### Written instruction
Reproduce all of the data below without alteration; exclude every picture.

━━━━━ Provided information ━━━━━

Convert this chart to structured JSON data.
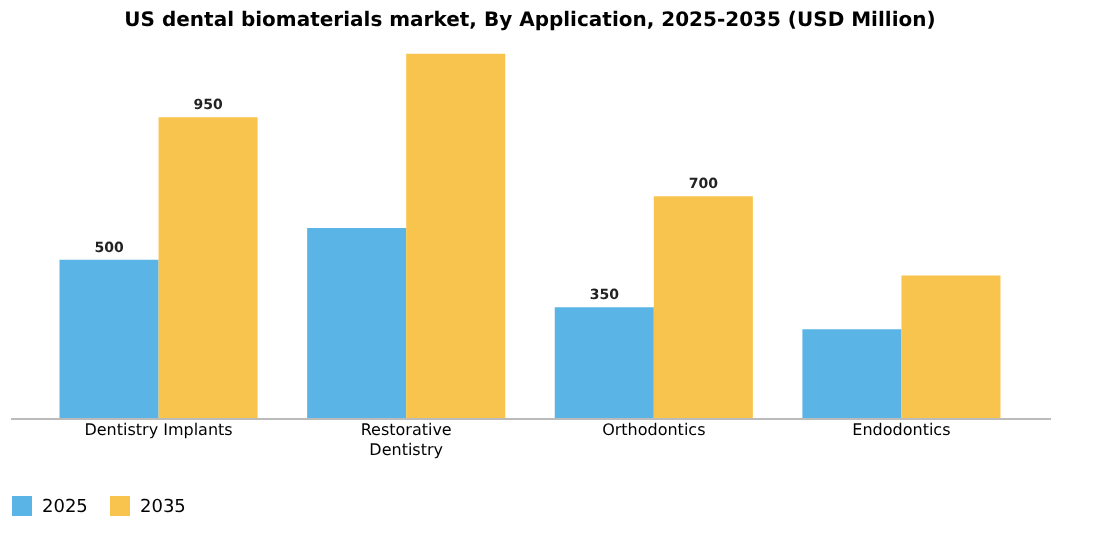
{
  "chart_data": {
    "type": "bar",
    "title": "US dental biomaterials market, By Application, 2025-2035 (USD Million)",
    "categories": [
      "Dentistry Implants",
      "Restorative Dentistry",
      "Orthodontics",
      "Endodontics"
    ],
    "series": [
      {
        "name": "2025",
        "color": "#5ab4e5",
        "values": [
          500,
          600,
          350,
          280
        ],
        "value_labels": [
          "500",
          null,
          "350",
          null
        ]
      },
      {
        "name": "2035",
        "color": "#f9c44d",
        "values": [
          950,
          1150,
          700,
          450
        ],
        "value_labels": [
          "950",
          null,
          "700",
          null
        ]
      }
    ],
    "legend": "bottom",
    "grid": false
  }
}
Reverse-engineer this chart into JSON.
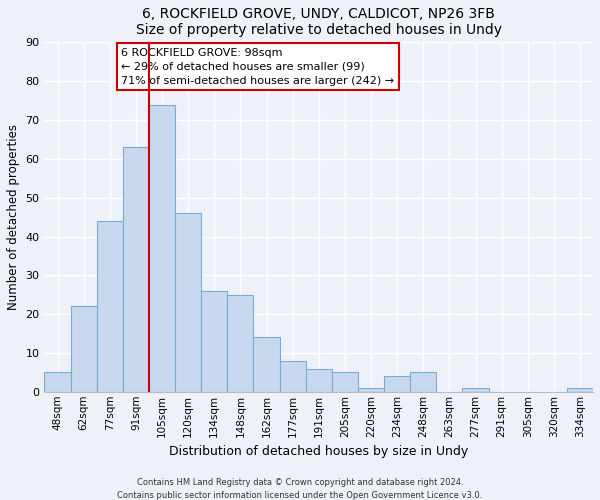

━━━━━

### Output of the exercise
Convert this chart to structured JSON data.
{
  "chart_data": {
    "type": "bar",
    "title": "US dental biomaterials market, By Application, 2025-2035 (USD Million)",
    "categories": [
      "Dentistry Implants",
      "Restorative Dentistry",
      "Orthodontics",
      "Endodontics"
    ],
    "series": [
      {
        "name": "2025",
        "color": "#5ab4e5",
        "values": [
          500,
          600,
          350,
          280
        ],
        "value_labels": [
          "500",
          null,
          "350",
          null
        ]
      },
      {
        "name": "2035",
        "color": "#f9c44d",
        "values": [
          950,
          1150,
          700,
          450
        ],
        "value_labels": [
          "950",
          null,
          "700",
          null
        ]
      }
    ],
    "legend": "bottom",
    "grid": false
  }
}
Reverse-engineer this chart into JSON.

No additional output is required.